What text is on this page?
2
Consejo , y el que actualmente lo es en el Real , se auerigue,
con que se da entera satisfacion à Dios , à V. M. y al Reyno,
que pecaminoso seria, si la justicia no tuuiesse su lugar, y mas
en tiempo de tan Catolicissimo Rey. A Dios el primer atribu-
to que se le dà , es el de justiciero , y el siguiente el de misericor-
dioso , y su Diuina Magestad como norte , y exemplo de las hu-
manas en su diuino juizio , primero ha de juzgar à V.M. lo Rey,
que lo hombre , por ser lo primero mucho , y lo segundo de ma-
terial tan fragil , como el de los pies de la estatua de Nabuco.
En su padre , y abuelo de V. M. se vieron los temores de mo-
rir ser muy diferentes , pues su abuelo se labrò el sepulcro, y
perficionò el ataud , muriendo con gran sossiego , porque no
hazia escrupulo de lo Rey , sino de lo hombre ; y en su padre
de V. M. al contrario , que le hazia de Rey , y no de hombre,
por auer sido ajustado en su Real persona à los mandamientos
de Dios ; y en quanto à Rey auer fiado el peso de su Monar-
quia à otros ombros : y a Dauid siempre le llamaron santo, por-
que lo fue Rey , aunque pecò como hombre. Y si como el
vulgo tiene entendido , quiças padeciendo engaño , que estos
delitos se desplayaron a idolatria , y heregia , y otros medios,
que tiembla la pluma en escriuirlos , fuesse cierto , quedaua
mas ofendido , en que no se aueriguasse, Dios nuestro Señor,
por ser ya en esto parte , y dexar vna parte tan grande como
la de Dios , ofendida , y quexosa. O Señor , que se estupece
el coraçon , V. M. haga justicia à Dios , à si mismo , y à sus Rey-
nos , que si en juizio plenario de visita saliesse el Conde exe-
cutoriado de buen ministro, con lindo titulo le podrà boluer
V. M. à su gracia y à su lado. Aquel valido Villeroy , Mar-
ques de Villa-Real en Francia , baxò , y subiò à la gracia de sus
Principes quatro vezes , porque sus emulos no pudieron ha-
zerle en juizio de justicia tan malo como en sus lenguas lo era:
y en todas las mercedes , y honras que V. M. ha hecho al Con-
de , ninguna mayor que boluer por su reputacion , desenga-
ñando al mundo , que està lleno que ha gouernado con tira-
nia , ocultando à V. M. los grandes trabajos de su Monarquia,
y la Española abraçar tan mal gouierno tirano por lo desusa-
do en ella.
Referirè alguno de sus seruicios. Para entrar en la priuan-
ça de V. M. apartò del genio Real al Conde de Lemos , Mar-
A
********
WHAT IS REQUIRED:
Return the whole listing exactly, with every line included.

SOLUTION TO THIS PROBLEM:
What text is on this page?
2
Consejo , y el que actualmente lo es en el Real , se auerigue,
con que se da entera satisfacion à Dios , à V. M. y al Reyno,
que pecaminoso seria, si la justicia no tuuiesse su lugar, y mas
en tiempo de tan Catolicissimo Rey. A Dios el primer atribu-
to que se le dà , es el de justiciero , y el siguiente el de misericor-
dioso , y su Diuina Magestad como norte , y exemplo de las hu-
manas en su diuino juizio , primero ha de juzgar à V.M. lo Rey,
que lo hombre , por ser lo primero mucho , y lo segundo de ma-
terial tan fragil , como el de los pies de la estatua de Nabuco.
En su padre , y abuelo de V. M. se vieron los temores de mo-
rir ser muy diferentes , pues su abuelo se labrò el sepulcro, y
perficionò el ataud , muriendo con gran sossiego , porque no
hazia escrupulo de lo Rey , sino de lo hombre ; y en su padre
de V. M. al contrario , que le hazia de Rey , y no de hombre,
por auer sido ajustado en su Real persona à los mandamientos
de Dios ; y en quanto à Rey auer fiado el peso de su Monar-
quia à otros ombros : y a Dauid siempre le llamaron santo, por-
que lo fue Rey , aunque pecò como hombre. Y si como el
vulgo tiene entendido , quiças padeciendo engaño , que estos
delitos se desplayaron a idolatria , y heregia , y otros medios,
que tiembla la pluma en escriuirlos , fuesse cierto , quedaua
mas ofendido , en que no se aueriguasse, Dios nuestro Señor,
por ser ya en esto parte , y dexar vna parte tan grande como
la de Dios , ofendida , y quexosa. O Señor , que se estupece
el coraçon , V. M. haga justicia à Dios , à si mismo , y à sus Rey-
nos , que si en juizio plenario de visita saliesse el Conde exe-
cutoriado de buen ministro, con lindo titulo le podrà boluer
V. M. à su gracia y à su lado. Aquel valido Villeroy , Mar-
ques de Villa-Real en Francia , baxò , y subiò à la gracia de sus
Principes quatro vezes , porque sus emulos no pudieron ha-
zerle en juizio de justicia tan malo como en sus lenguas lo era:
y en todas las mercedes , y honras que V. M. ha hecho al Con-
de , ninguna mayor que boluer por su reputacion , desenga-
ñando al mundo , que està lleno que ha gouernado con tira-
nia , ocultando à V. M. los grandes trabajos de su Monarquia,
y la Española abraçar tan mal gouierno tirano por lo desusa-
do en ella.
Referirè alguno de sus seruicios. Para entrar en la priuan-
ça de V. M. apartò del genio Real al Conde de Lemos , Mar-
A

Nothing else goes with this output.